* Given exercise: Print all entries word for word.

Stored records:
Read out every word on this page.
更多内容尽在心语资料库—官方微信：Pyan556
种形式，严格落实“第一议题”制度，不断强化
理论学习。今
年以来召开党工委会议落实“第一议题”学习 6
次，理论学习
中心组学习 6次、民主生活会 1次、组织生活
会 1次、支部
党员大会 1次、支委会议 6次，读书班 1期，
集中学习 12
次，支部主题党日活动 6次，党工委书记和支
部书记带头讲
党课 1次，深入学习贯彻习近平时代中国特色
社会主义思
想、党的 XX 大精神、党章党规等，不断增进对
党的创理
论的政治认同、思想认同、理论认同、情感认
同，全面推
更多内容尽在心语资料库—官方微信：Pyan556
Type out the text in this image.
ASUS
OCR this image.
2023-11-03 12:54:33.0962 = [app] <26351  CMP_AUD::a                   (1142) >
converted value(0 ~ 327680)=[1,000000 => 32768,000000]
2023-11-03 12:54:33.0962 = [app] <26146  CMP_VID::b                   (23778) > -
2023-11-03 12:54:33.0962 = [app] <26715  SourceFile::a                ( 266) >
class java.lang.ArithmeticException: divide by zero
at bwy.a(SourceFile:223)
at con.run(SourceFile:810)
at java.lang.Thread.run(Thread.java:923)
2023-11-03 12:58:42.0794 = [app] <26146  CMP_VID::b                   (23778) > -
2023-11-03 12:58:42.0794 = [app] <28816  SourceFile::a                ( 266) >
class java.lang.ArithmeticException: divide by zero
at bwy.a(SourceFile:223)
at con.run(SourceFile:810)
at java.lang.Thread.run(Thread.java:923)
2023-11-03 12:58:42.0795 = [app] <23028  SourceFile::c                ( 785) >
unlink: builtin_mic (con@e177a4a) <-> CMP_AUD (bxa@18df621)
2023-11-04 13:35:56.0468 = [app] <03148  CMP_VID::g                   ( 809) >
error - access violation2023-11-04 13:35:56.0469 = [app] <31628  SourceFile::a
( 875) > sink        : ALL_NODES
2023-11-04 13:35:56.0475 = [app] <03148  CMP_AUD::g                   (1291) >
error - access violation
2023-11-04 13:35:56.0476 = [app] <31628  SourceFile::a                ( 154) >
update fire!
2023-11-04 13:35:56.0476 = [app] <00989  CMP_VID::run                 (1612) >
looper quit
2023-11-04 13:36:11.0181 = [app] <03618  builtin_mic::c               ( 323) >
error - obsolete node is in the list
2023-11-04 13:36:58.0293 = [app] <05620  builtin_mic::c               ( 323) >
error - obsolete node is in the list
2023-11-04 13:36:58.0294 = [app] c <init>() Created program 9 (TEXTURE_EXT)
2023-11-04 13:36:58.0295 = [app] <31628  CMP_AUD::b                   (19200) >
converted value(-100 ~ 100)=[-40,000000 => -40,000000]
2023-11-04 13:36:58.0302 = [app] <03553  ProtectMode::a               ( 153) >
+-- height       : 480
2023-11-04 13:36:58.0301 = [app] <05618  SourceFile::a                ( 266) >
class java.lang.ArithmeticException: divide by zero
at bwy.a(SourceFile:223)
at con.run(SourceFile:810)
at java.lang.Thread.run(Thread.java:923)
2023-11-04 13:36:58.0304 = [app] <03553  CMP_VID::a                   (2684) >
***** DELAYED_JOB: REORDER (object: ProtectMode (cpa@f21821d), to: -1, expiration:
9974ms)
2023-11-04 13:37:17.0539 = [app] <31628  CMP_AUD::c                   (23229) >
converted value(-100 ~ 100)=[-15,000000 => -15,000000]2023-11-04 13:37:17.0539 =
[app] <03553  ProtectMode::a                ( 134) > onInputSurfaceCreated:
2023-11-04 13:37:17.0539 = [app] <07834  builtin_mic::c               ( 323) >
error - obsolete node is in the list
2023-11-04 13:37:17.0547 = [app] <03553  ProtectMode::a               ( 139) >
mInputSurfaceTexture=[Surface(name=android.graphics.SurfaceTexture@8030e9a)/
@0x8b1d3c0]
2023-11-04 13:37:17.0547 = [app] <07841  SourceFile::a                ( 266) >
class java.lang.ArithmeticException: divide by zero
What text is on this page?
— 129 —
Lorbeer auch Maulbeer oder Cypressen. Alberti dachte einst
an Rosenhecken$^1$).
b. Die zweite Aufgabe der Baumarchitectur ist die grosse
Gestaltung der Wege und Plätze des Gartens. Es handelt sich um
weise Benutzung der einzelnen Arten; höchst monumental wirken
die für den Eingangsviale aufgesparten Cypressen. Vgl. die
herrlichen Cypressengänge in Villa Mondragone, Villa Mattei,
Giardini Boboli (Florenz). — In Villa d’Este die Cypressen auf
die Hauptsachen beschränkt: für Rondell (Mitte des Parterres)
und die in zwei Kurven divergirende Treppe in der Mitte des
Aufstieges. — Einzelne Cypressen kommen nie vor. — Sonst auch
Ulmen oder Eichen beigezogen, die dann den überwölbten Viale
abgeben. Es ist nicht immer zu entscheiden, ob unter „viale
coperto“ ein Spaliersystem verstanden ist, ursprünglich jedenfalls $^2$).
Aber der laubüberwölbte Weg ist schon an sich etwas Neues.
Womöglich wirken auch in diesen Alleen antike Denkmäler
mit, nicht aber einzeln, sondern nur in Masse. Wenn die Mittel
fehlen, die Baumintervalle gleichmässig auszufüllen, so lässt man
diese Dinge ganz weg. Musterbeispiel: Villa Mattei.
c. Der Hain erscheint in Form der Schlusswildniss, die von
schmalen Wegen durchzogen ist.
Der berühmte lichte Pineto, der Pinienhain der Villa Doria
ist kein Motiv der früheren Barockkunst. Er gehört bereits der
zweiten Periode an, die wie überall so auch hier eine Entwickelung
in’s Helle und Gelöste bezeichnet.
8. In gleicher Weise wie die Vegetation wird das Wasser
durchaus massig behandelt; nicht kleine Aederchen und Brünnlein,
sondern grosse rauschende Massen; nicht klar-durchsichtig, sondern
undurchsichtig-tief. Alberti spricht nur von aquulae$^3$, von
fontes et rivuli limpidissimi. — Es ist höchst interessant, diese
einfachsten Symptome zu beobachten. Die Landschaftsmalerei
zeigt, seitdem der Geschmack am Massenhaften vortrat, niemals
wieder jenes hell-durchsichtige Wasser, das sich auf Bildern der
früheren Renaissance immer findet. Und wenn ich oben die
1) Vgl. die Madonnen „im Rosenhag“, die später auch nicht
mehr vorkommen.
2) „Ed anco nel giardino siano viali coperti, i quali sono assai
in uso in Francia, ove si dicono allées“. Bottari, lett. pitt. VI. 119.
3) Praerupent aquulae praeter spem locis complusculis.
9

* Completed exercise:
Read out every word on this page.
更多内容尽在心语资料库—官方微信：Pyan556
种形式，严格落实“第一议题”制度，不断强化
理论学习。今
年以来召开党工委会议落实“第一议题”学习 6
次，理论学习
中心组学习 6次、民主生活会 1次、组织生活
会 1次、支部
党员大会 1次、支委会议 6次，读书班 1期，
集中学习 12
次，支部主题党日活动 6次，党工委书记和支
部书记带头讲
党课 1次，深入学习贯彻习近平时代中国特色
社会主义思
想、党的 XX 大精神、党章党规等，不断增进对
党的创理
论的政治认同、思想认同、理论认同、情感认
同，全面推
更多内容尽在心语资料库—官方微信：Pyan556
Type out the text in this image.
ASUS
OCR this image.
2023-11-03 12:54:33.0962 = [app] <26351  CMP_AUD::a                   (1142) >
converted value(0 ~ 327680)=[1,000000 => 32768,000000]
2023-11-03 12:54:33.0962 = [app] <26146  CMP_VID::b                   (23778) > -
2023-11-03 12:54:33.0962 = [app] <26715  SourceFile::a                ( 266) >
class java.lang.ArithmeticException: divide by zero
at bwy.a(SourceFile:223)
at con.run(SourceFile:810)
at java.lang.Thread.run(Thread.java:923)
2023-11-03 12:58:42.0794 = [app] <26146  CMP_VID::b                   (23778) > -
2023-11-03 12:58:42.0794 = [app] <28816  SourceFile::a                ( 266) >
class java.lang.ArithmeticException: divide by zero
at bwy.a(SourceFile:223)
at con.run(SourceFile:810)
at java.lang.Thread.run(Thread.java:923)
2023-11-03 12:58:42.0795 = [app] <23028  SourceFile::c                ( 785) >
unlink: builtin_mic (con@e177a4a) <-> CMP_AUD (bxa@18df621)
2023-11-04 13:35:56.0468 = [app] <03148  CMP_VID::g                   ( 809) >
error - access violation2023-11-04 13:35:56.0469 = [app] <31628  SourceFile::a
( 875) > sink        : ALL_NODES
2023-11-04 13:35:56.0475 = [app] <03148  CMP_AUD::g                   (1291) >
error - access violation
2023-11-04 13:35:56.0476 = [app] <31628  SourceFile::a                ( 154) >
update fire!
2023-11-04 13:35:56.0476 = [app] <00989  CMP_VID::run                 (1612) >
looper quit
2023-11-04 13:36:11.0181 = [app] <03618  builtin_mic::c               ( 323) >
error - obsolete node is in the list
2023-11-04 13:36:58.0293 = [app] <05620  builtin_mic::c               ( 323) >
error - obsolete node is in the list
2023-11-04 13:36:58.0294 = [app] c <init>() Created program 9 (TEXTURE_EXT)
2023-11-04 13:36:58.0295 = [app] <31628  CMP_AUD::b                   (19200) >
converted value(-100 ~ 100)=[-40,000000 => -40,000000]
2023-11-04 13:36:58.0302 = [app] <03553  ProtectMode::a               ( 153) >
+-- height       : 480
2023-11-04 13:36:58.0301 = [app] <05618  SourceFile::a                ( 266) >
class java.lang.ArithmeticException: divide by zero
at bwy.a(SourceFile:223)
at con.run(SourceFile:810)
at java.lang.Thread.run(Thread.java:923)
2023-11-04 13:36:58.0304 = [app] <03553  CMP_VID::a                   (2684) >
***** DELAYED_JOB: REORDER (object: ProtectMode (cpa@f21821d), to: -1, expiration:
9974ms)
2023-11-04 13:37:17.0539 = [app] <31628  CMP_AUD::c                   (23229) >
converted value(-100 ~ 100)=[-15,000000 => -15,000000]2023-11-04 13:37:17.0539 =
[app] <03553  ProtectMode::a                ( 134) > onInputSurfaceCreated:
2023-11-04 13:37:17.0539 = [app] <07834  builtin_mic::c               ( 323) >
error - obsolete node is in the list
2023-11-04 13:37:17.0547 = [app] <03553  ProtectMode::a               ( 139) >
mInputSurfaceTexture=[Surface(name=android.graphics.SurfaceTexture@8030e9a)/
@0x8b1d3c0]
2023-11-04 13:37:17.0547 = [app] <07841  SourceFile::a                ( 266) >
class java.lang.ArithmeticException: divide by zero
What text is on this page?
— 129 —
Lorbeer auch Maulbeer oder Cypressen. Alberti dachte einst
an Rosenhecken$^1$).
b. Die zweite Aufgabe der Baumarchitectur ist die grosse
Gestaltung der Wege und Plätze des Gartens. Es handelt sich um
weise Benutzung der einzelnen Arten; höchst monumental wirken
die für den Eingangsviale aufgesparten Cypressen. Vgl. die
herrlichen Cypressengänge in Villa Mondragone, Villa Mattei,
Giardini Boboli (Florenz). — In Villa d’Este die Cypressen auf
die Hauptsachen beschränkt: für Rondell (Mitte des Parterres)
und die in zwei Kurven divergirende Treppe in der Mitte des
Aufstieges. — Einzelne Cypressen kommen nie vor. — Sonst auch
Ulmen oder Eichen beigezogen, die dann den überwölbten Viale
abgeben. Es ist nicht immer zu entscheiden, ob unter „viale
coperto“ ein Spaliersystem verstanden ist, ursprünglich jedenfalls $^2$).
Aber der laubüberwölbte Weg ist schon an sich etwas Neues.
Womöglich wirken auch in diesen Alleen antike Denkmäler
mit, nicht aber einzeln, sondern nur in Masse. Wenn die Mittel
fehlen, die Baumintervalle gleichmässig auszufüllen, so lässt man
diese Dinge ganz weg. Musterbeispiel: Villa Mattei.
c. Der Hain erscheint in Form der Schlusswildniss, die von
schmalen Wegen durchzogen ist.
Der berühmte lichte Pineto, der Pinienhain der Villa Doria
ist kein Motiv der früheren Barockkunst. Er gehört bereits der
zweiten Periode an, die wie überall so auch hier eine Entwickelung
in’s Helle und Gelöste bezeichnet.
8. In gleicher Weise wie die Vegetation wird das Wasser
durchaus massig behandelt; nicht kleine Aederchen und Brünnlein,
sondern grosse rauschende Massen; nicht klar-durchsichtig, sondern
undurchsichtig-tief. Alberti spricht nur von aquulae$^3$, von
fontes et rivuli limpidissimi. — Es ist höchst interessant, diese
einfachsten Symptome zu beobachten. Die Landschaftsmalerei
zeigt, seitdem der Geschmack am Massenhaften vortrat, niemals
wieder jenes hell-durchsichtige Wasser, das sich auf Bildern der
früheren Renaissance immer findet. Und wenn ich oben die
1) Vgl. die Madonnen „im Rosenhag“, die später auch nicht
mehr vorkommen.
2) „Ed anco nel giardino siano viali coperti, i quali sono assai
in uso in Francia, ove si dicono allées“. Bottari, lett. pitt. VI. 119.
3) Praerupent aquulae praeter spem locis complusculis.
9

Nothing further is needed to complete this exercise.